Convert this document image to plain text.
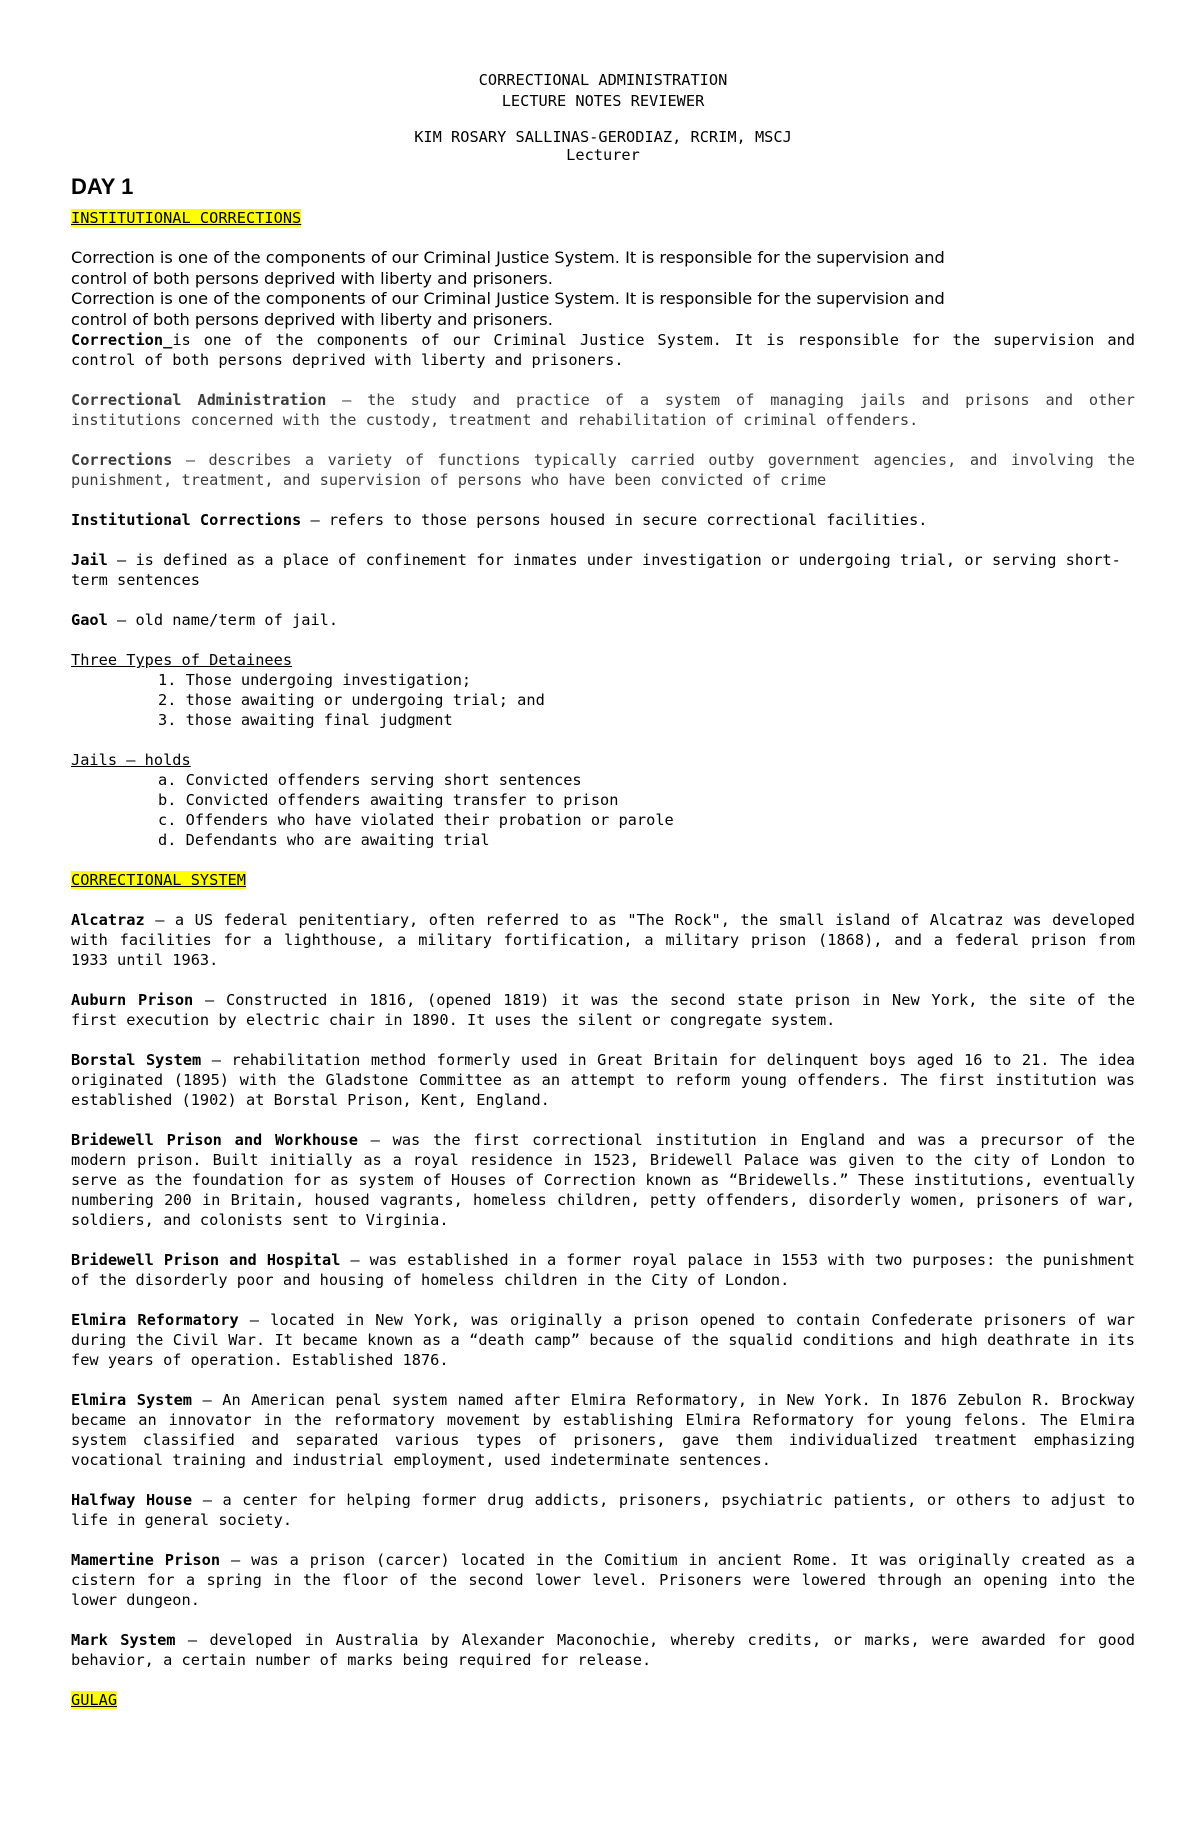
CORRECTIONAL ADMINISTRATION
LECTURE NOTES REVIEWER
KIM ROSARY SALLINAS-GERODIAZ, RCRIM, MSCJ
Lecturer
DAY 1
INSTITUTIONAL CORRECTIONS

Correction is one of the components of our Criminal Justice System. It is responsible for the supervision and control of both persons deprived with liberty and prisoners.

Correction is one of the components of our Criminal Justice System. It is responsible for the supervision and control of both persons deprived with liberty and prisoners.

Correction_is one of the components of our Criminal Justice System. It is responsible for the supervision and control of both persons deprived with liberty and prisoners.

Correctional Administration – the study and practice of a system of managing jails and prisons and other institutions concerned with the custody, treatment and rehabilitation of criminal offenders.

Corrections – describes a variety of functions typically carried outby government agencies, and involving the punishment, treatment, and supervision of persons who have been convicted of crime

Institutional Corrections – refers to those persons housed in secure correctional facilities.

Jail – is defined as a place of confinement for inmates under investigation or undergoing trial, or serving short-term sentences

Gaol – old name/term of jail.

Three Types of Detainees
1. Those undergoing investigation;
2. those awaiting or undergoing trial; and
3. those awaiting final judgment
Jails – holds
a. Convicted offenders serving short sentences
b. Convicted offenders awaiting transfer to prison
c. Offenders who have violated their probation or parole
d. Defendants who are awaiting trial
CORRECTIONAL SYSTEM

Alcatraz – a US federal penitentiary, often referred to as "The Rock", the small island of Alcatraz was developed with facilities for a lighthouse, a military fortification, a military prison (1868), and a federal prison from 1933 until 1963.

Auburn Prison – Constructed in 1816, (opened 1819) it was the second state prison in New York, the site of the first execution by electric chair in 1890. It uses the silent or congregate system.

Borstal System – rehabilitation method formerly used in Great Britain for delinquent boys aged 16 to 21. The idea originated (1895) with the Gladstone Committee as an attempt to reform young offenders. The first institution was established (1902) at Borstal Prison, Kent, England.

Bridewell Prison and Workhouse – was the first correctional institution in England and was a precursor of the modern prison. Built initially as a royal residence in 1523, Bridewell Palace was given to the city of London to serve as the foundation for as system of Houses of Correction known as “Bridewells.” These institutions, eventually numbering 200 in Britain, housed vagrants, homeless children, petty offenders, disorderly women, prisoners of war, soldiers, and colonists sent to Virginia.

Bridewell Prison and Hospital – was established in a former royal palace in 1553 with two purposes: the punishment of the disorderly poor and housing of homeless children in the City of London.

Elmira Reformatory – located in New York, was originally a prison opened to contain Confederate prisoners of war during the Civil War. It became known as a “death camp” because of the squalid conditions and high deathrate in its few years of operation. Established 1876.

Elmira System – An American penal system named after Elmira Reformatory, in New York. In 1876 Zebulon R. Brockway became an innovator in the reformatory movement by establishing Elmira Reformatory for young felons. The Elmira system classified and separated various types of prisoners, gave them individualized treatment emphasizing vocational training and industrial employment, used indeterminate sentences.

Halfway House – a center for helping former drug addicts, prisoners, psychiatric patients, or others to adjust to life in general society.

Mamertine Prison – was a prison (carcer) located in the Comitium in ancient Rome. It was originally created as a cistern for a spring in the floor of the second lower level. Prisoners were lowered through an opening into the lower dungeon.

Mark System – developed in Australia by Alexander Maconochie, whereby credits, or marks, were awarded for good behavior, a certain number of marks being required for release.

GULAG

--------------------

WORK INSTRUCTION =
Give back all of the entries verbatim, but without pictures.

TASK SOLUTION =
Convert this document image to plain text.
CORRECTIONAL ADMINISTRATION
LECTURE NOTES REVIEWER
KIM ROSARY SALLINAS-GERODIAZ, RCRIM, MSCJ
Lecturer
DAY 1
INSTITUTIONAL CORRECTIONS

Correction is one of the components of our Criminal Justice System. It is responsible for the supervision and control of both persons deprived with liberty and prisoners.

Correction is one of the components of our Criminal Justice System. It is responsible for the supervision and control of both persons deprived with liberty and prisoners.

Correction_is one of the components of our Criminal Justice System. It is responsible for the supervision and control of both persons deprived with liberty and prisoners.

Correctional Administration – the study and practice of a system of managing jails and prisons and other institutions concerned with the custody, treatment and rehabilitation of criminal offenders.

Corrections – describes a variety of functions typically carried outby government agencies, and involving the punishment, treatment, and supervision of persons who have been convicted of crime

Institutional Corrections – refers to those persons housed in secure correctional facilities.

Jail – is defined as a place of confinement for inmates under investigation or undergoing trial, or serving short-term sentences

Gaol – old name/term of jail.

Three Types of Detainees
1. Those undergoing investigation;
2. those awaiting or undergoing trial; and
3. those awaiting final judgment
Jails – holds
a. Convicted offenders serving short sentences
b. Convicted offenders awaiting transfer to prison
c. Offenders who have violated their probation or parole
d. Defendants who are awaiting trial
CORRECTIONAL SYSTEM

Alcatraz – a US federal penitentiary, often referred to as "The Rock", the small island of Alcatraz was developed with facilities for a lighthouse, a military fortification, a military prison (1868), and a federal prison from 1933 until 1963.

Auburn Prison – Constructed in 1816, (opened 1819) it was the second state prison in New York, the site of the first execution by electric chair in 1890. It uses the silent or congregate system.

Borstal System – rehabilitation method formerly used in Great Britain for delinquent boys aged 16 to 21. The idea originated (1895) with the Gladstone Committee as an attempt to reform young offenders. The first institution was established (1902) at Borstal Prison, Kent, England.

Bridewell Prison and Workhouse – was the first correctional institution in England and was a precursor of the modern prison. Built initially as a royal residence in 1523, Bridewell Palace was given to the city of London to serve as the foundation for as system of Houses of Correction known as “Bridewells.” These institutions, eventually numbering 200 in Britain, housed vagrants, homeless children, petty offenders, disorderly women, prisoners of war, soldiers, and colonists sent to Virginia.

Bridewell Prison and Hospital – was established in a former royal palace in 1553 with two purposes: the punishment of the disorderly poor and housing of homeless children in the City of London.

Elmira Reformatory – located in New York, was originally a prison opened to contain Confederate prisoners of war during the Civil War. It became known as a “death camp” because of the squalid conditions and high deathrate in its few years of operation. Established 1876.

Elmira System – An American penal system named after Elmira Reformatory, in New York. In 1876 Zebulon R. Brockway became an innovator in the reformatory movement by establishing Elmira Reformatory for young felons. The Elmira system classified and separated various types of prisoners, gave them individualized treatment emphasizing vocational training and industrial employment, used indeterminate sentences.

Halfway House – a center for helping former drug addicts, prisoners, psychiatric patients, or others to adjust to life in general society.

Mamertine Prison – was a prison (carcer) located in the Comitium in ancient Rome. It was originally created as a cistern for a spring in the floor of the second lower level. Prisoners were lowered through an opening into the lower dungeon.

Mark System – developed in Australia by Alexander Maconochie, whereby credits, or marks, were awarded for good behavior, a certain number of marks being required for release.

GULAG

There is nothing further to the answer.